● Problem
What lines of the data hold the string "cancel"? Pull each one out.
##### Records shown #####
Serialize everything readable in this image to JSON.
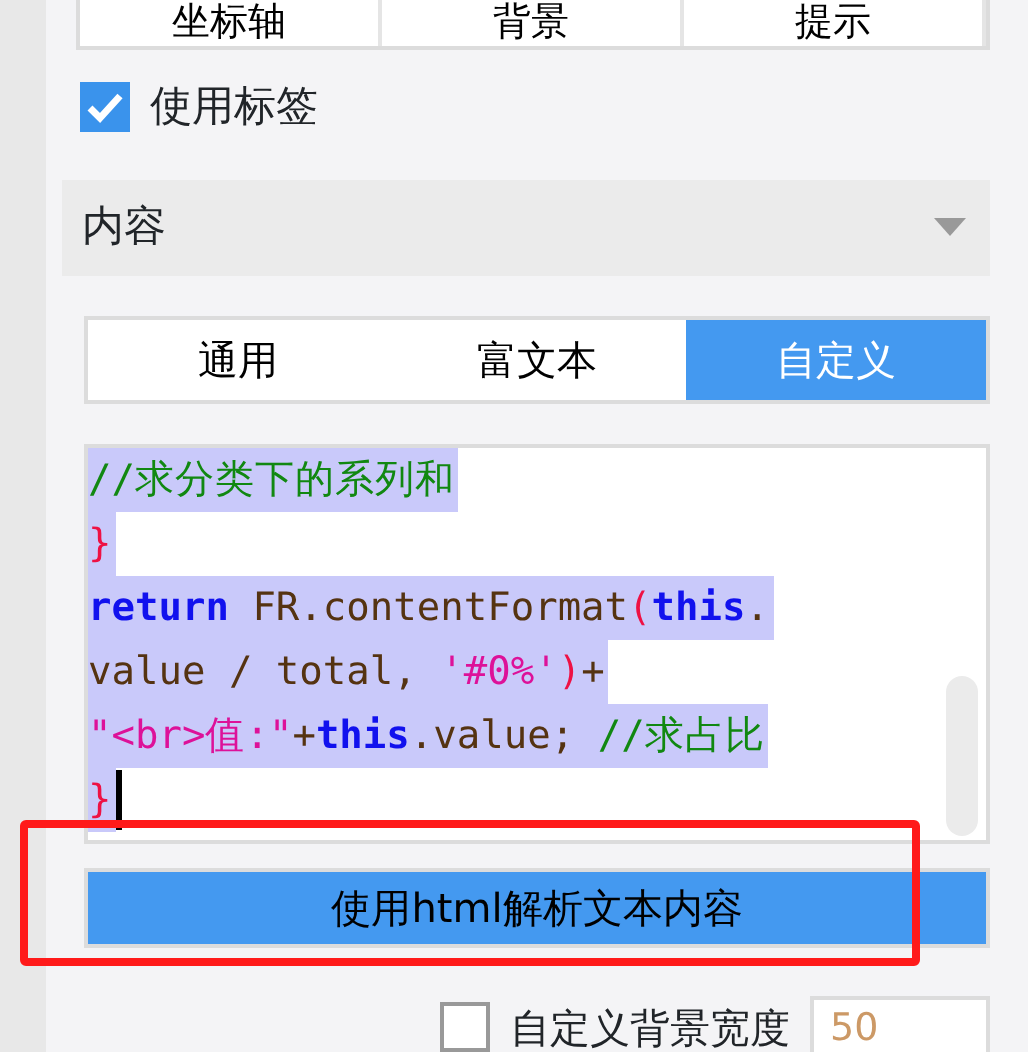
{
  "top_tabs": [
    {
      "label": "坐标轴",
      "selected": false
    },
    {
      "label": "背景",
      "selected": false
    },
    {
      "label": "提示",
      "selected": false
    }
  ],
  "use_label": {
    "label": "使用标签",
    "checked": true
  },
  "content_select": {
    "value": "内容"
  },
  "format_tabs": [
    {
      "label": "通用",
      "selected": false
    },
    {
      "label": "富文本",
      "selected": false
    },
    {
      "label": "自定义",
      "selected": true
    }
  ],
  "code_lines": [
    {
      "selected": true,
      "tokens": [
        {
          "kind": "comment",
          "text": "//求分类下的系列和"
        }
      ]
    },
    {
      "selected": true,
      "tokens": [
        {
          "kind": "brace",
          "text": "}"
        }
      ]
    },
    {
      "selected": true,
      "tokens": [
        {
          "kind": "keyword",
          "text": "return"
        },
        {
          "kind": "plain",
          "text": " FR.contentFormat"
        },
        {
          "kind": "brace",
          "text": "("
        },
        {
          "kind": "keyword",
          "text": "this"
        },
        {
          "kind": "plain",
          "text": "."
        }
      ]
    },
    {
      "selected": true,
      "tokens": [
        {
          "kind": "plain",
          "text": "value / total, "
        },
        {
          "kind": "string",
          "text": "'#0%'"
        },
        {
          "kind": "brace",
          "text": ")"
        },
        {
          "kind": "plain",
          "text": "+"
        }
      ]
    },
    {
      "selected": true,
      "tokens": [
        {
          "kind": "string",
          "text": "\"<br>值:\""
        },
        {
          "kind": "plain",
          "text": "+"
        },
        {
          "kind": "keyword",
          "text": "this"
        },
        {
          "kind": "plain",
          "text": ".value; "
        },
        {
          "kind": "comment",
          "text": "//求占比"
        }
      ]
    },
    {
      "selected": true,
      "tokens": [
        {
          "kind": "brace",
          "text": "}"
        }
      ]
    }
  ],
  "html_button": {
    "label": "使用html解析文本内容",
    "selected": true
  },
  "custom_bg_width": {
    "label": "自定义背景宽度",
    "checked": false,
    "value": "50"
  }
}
#####
##### Records shown #####
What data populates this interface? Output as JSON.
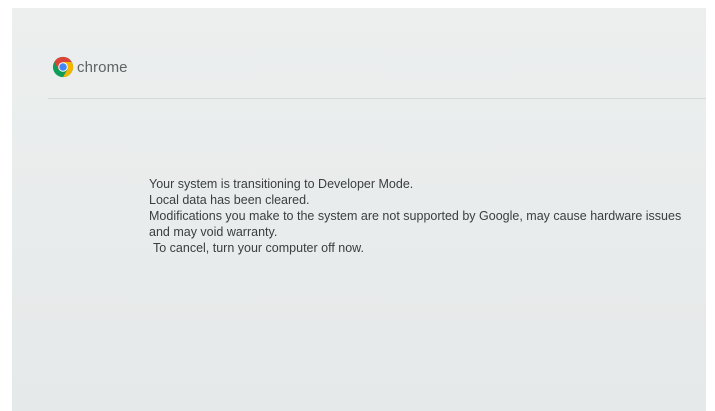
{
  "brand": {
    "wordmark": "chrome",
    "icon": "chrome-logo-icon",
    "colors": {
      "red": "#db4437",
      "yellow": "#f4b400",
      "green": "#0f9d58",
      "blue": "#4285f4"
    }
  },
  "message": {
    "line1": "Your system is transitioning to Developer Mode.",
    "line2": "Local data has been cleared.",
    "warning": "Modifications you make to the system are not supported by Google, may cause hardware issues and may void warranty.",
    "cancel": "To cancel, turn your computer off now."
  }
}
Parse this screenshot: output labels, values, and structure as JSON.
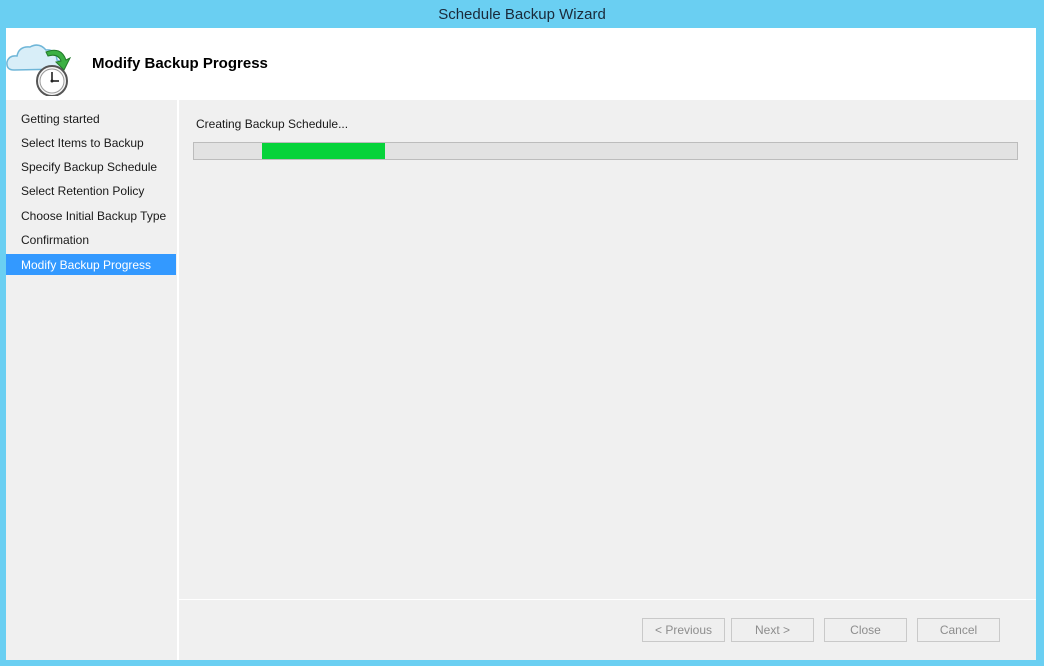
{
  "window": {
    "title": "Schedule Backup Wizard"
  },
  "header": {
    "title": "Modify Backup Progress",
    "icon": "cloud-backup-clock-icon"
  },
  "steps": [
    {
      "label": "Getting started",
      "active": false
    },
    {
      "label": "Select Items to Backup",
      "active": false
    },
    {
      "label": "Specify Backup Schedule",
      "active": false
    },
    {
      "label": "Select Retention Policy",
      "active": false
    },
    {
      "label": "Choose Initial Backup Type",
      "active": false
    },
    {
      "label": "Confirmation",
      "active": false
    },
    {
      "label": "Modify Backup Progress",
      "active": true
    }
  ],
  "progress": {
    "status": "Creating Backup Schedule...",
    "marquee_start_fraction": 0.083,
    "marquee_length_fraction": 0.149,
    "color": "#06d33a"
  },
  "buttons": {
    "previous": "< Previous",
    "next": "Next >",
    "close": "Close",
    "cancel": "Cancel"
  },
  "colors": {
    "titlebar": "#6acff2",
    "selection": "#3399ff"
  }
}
#####
##### Records shown #####
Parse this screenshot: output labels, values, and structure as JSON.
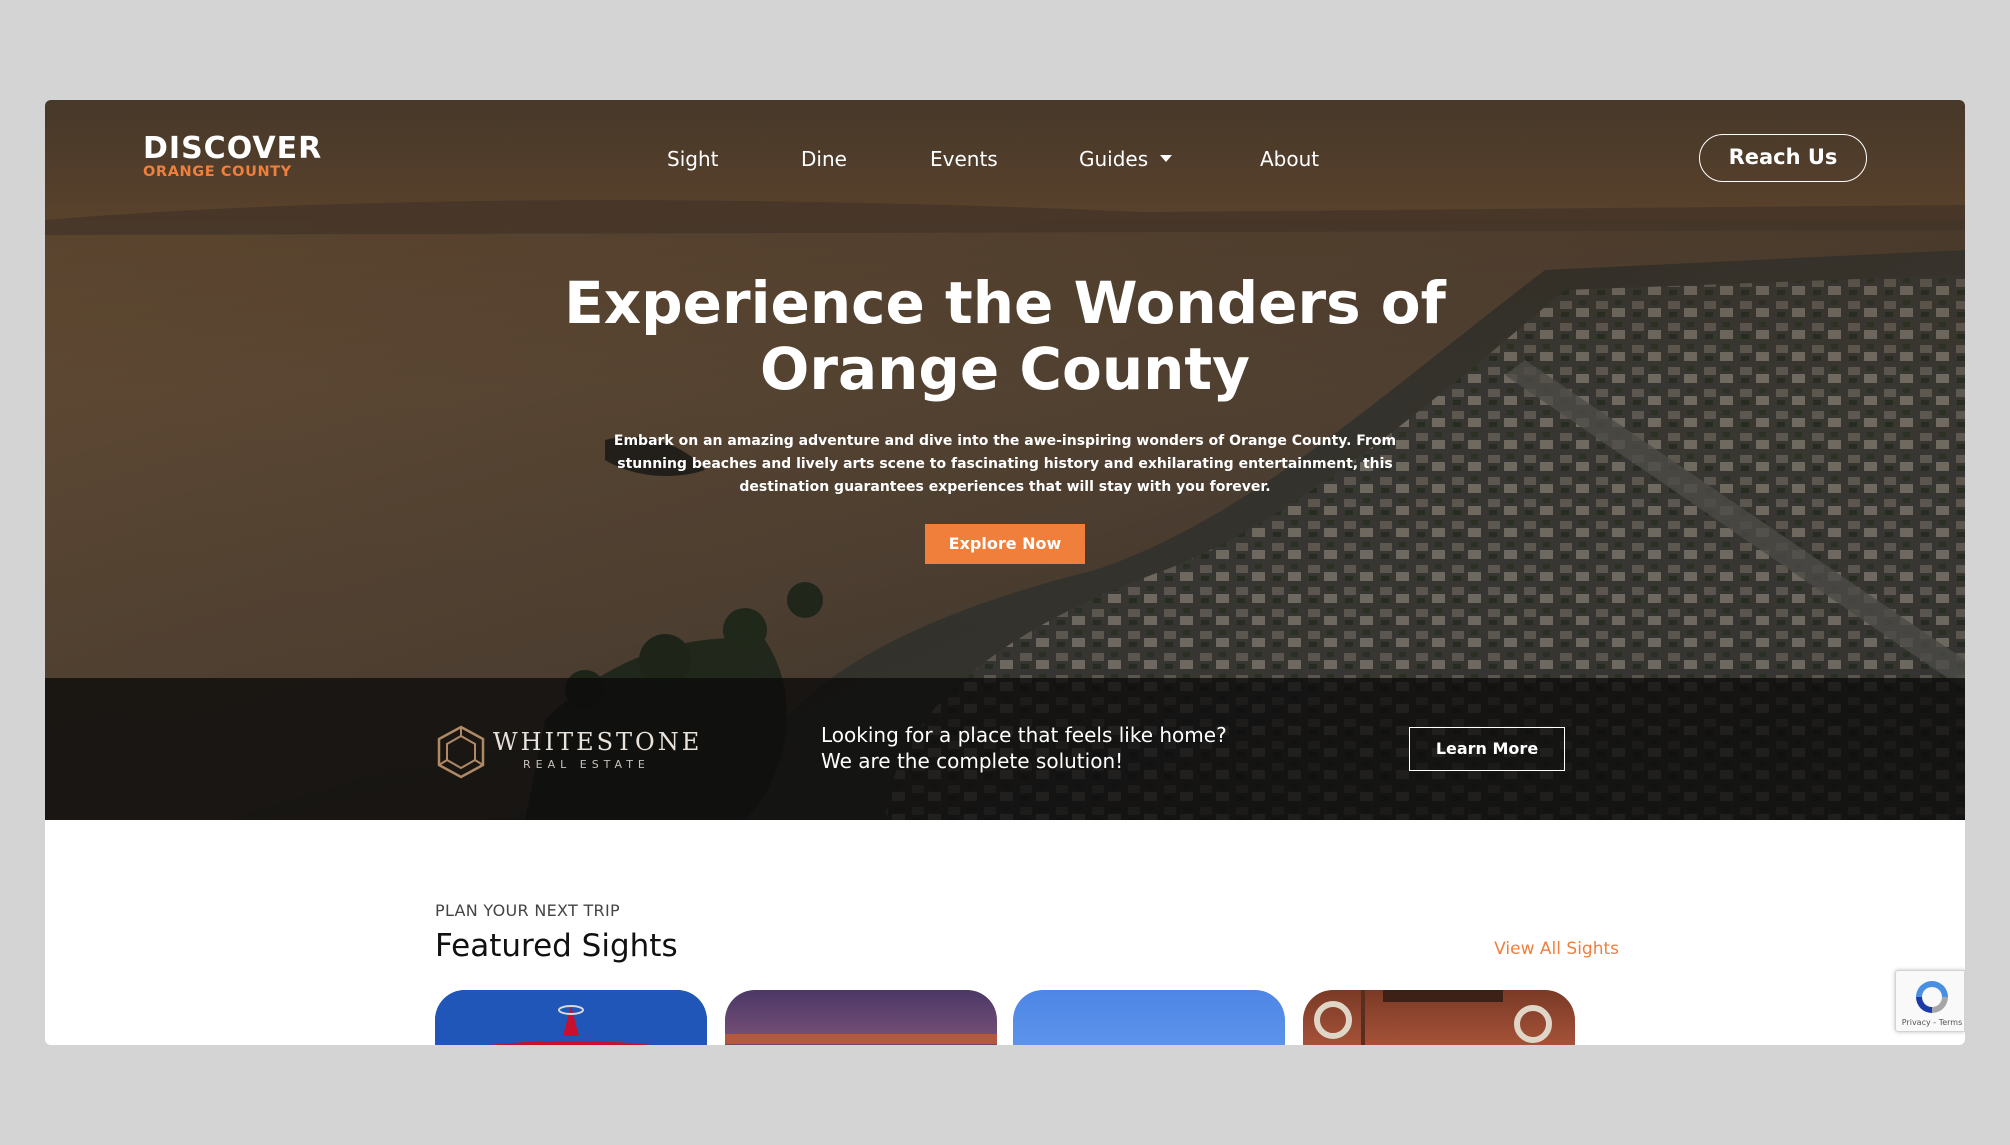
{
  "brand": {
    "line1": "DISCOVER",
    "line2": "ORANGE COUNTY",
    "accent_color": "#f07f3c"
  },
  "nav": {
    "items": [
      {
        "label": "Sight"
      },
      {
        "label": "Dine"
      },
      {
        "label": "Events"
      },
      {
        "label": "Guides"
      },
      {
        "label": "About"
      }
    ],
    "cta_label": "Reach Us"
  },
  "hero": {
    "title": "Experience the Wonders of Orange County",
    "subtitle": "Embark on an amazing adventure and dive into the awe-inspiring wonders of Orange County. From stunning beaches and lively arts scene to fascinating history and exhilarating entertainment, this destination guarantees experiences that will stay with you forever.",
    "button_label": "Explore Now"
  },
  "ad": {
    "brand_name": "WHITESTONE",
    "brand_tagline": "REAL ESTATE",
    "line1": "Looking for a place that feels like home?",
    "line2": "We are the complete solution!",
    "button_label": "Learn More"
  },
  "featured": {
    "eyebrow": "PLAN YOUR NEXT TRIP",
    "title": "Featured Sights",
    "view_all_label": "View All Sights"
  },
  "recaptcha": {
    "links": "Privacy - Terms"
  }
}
#####
● Task solution
    "cancel": "To cancel, turn your computer off now."
    "cancel": "Cancel"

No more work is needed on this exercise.